*Task to carry out:* Copy out each line of the data that holds the word "name".

*Items from a figure collection:*

=== Section Start ===

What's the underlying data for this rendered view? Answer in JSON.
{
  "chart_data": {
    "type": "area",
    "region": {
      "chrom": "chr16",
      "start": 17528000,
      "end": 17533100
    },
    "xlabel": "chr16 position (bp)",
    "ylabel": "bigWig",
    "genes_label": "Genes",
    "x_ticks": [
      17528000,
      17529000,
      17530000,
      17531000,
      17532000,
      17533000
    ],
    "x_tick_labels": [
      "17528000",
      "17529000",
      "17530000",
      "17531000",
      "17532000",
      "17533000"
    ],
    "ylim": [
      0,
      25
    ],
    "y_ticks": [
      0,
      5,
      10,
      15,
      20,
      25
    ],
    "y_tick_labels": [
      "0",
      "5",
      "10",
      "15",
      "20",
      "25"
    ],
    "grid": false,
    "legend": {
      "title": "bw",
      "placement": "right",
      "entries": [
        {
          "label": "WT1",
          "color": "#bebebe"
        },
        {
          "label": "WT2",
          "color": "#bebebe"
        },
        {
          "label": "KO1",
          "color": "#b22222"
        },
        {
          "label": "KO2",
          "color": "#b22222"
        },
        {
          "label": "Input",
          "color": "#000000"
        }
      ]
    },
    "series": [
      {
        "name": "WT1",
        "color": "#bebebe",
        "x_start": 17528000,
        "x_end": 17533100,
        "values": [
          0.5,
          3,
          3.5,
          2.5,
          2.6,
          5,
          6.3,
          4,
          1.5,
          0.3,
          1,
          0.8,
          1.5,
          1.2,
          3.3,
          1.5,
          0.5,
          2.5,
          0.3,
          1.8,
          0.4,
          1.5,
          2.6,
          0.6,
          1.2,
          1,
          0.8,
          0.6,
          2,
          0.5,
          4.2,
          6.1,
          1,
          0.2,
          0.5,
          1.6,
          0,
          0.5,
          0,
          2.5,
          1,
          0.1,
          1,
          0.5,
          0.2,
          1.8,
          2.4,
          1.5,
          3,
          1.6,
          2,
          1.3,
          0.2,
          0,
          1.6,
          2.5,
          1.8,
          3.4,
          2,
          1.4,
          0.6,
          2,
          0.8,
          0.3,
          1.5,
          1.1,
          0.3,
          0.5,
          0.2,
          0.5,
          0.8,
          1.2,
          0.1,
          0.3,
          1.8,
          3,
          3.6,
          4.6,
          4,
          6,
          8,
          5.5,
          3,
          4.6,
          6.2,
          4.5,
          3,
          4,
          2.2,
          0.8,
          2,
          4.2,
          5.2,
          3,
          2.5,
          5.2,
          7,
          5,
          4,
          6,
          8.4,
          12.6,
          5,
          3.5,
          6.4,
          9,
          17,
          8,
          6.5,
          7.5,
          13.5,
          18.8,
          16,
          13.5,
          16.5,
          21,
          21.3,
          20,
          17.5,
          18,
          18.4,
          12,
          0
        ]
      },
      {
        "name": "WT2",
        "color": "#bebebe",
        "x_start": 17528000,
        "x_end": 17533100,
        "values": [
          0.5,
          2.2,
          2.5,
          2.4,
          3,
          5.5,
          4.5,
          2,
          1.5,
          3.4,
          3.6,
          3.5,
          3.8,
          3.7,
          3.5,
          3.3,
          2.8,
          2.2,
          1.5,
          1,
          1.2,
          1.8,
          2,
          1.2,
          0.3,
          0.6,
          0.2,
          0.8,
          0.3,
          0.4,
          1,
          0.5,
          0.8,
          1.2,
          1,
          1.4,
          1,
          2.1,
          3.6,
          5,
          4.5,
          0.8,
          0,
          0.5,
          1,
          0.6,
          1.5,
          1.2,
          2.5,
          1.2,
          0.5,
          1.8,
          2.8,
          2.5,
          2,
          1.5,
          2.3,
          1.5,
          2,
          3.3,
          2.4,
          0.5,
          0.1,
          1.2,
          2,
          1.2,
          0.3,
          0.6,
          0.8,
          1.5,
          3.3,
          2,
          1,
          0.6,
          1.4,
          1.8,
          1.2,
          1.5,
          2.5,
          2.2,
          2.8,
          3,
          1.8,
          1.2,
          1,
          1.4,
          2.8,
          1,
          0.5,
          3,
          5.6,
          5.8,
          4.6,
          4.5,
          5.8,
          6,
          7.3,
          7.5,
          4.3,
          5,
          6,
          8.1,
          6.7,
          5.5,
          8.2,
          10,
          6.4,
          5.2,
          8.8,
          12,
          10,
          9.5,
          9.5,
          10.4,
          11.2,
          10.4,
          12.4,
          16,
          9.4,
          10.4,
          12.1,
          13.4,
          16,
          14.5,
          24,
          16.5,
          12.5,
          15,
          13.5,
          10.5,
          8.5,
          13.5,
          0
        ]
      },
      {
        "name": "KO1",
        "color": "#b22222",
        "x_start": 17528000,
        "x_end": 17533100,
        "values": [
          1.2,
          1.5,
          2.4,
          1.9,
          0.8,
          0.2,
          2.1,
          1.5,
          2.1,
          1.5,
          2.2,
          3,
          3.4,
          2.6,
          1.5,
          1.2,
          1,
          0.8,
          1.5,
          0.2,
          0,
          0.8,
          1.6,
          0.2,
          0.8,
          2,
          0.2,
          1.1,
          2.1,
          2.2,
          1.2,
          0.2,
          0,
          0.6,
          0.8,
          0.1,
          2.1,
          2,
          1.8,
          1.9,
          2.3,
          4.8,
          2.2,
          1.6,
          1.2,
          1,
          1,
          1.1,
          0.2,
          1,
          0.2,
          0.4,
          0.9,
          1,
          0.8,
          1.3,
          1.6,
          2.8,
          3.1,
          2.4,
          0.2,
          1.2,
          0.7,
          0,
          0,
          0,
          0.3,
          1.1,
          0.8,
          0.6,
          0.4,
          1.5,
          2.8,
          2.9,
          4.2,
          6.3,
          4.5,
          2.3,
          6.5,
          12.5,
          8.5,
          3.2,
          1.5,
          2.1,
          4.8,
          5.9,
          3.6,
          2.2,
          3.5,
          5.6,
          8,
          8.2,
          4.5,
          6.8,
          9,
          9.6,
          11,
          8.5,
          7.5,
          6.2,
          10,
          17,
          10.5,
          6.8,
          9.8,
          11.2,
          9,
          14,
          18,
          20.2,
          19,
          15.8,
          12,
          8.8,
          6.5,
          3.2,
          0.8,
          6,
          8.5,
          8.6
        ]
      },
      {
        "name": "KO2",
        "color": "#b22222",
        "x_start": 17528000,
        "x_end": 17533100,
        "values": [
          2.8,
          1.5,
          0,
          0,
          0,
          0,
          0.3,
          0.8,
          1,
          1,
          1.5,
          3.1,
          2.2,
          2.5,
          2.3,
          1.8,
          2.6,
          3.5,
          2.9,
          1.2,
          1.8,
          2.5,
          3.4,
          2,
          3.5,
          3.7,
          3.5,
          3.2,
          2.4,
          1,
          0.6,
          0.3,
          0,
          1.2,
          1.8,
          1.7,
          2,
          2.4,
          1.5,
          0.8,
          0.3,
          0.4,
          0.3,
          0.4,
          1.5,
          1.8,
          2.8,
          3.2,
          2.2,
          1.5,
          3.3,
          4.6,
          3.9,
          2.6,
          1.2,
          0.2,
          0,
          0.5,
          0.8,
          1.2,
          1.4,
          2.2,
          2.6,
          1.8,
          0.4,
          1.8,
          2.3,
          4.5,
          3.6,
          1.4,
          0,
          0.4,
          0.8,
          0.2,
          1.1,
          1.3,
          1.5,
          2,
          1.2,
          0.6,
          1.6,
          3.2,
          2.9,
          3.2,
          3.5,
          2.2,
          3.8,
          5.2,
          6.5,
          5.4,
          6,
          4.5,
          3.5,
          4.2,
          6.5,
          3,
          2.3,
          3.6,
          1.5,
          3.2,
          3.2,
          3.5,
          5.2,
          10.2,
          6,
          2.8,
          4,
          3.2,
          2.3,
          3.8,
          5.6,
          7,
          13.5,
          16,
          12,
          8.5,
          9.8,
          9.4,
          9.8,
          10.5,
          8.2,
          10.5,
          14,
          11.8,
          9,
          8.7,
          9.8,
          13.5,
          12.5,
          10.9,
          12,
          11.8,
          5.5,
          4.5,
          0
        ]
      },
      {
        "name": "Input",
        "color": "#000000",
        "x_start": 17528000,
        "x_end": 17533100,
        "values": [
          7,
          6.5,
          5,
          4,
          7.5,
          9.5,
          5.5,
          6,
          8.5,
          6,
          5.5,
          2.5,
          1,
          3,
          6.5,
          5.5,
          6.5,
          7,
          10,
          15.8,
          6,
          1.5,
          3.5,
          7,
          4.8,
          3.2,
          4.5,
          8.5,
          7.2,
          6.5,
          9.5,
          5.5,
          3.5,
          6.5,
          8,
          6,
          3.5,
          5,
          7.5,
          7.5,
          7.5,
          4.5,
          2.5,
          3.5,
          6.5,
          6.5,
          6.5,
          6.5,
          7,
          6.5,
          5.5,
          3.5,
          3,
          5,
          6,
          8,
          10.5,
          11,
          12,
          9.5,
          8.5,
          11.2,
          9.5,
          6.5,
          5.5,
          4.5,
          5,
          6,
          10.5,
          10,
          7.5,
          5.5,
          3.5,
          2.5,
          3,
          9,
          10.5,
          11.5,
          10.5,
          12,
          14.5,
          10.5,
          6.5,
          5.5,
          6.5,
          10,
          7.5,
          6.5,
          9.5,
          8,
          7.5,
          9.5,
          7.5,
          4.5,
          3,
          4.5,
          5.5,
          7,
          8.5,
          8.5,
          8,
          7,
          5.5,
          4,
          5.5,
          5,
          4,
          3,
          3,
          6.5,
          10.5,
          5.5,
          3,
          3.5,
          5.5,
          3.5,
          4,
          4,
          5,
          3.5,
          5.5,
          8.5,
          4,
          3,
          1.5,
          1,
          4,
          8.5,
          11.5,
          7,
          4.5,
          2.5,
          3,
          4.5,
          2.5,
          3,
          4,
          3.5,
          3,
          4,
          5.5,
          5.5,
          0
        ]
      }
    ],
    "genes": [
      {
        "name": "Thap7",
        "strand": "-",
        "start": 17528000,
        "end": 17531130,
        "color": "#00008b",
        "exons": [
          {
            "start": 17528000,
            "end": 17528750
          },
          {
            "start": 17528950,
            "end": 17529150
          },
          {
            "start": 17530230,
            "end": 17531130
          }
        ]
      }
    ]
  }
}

=== Section End ===

*Answer section:*
        "name": "WT1",
        "name": "WT2",
        "name": "KO1",
        "name": "KO2",
        "name": "Input",
        "name": "Thap7",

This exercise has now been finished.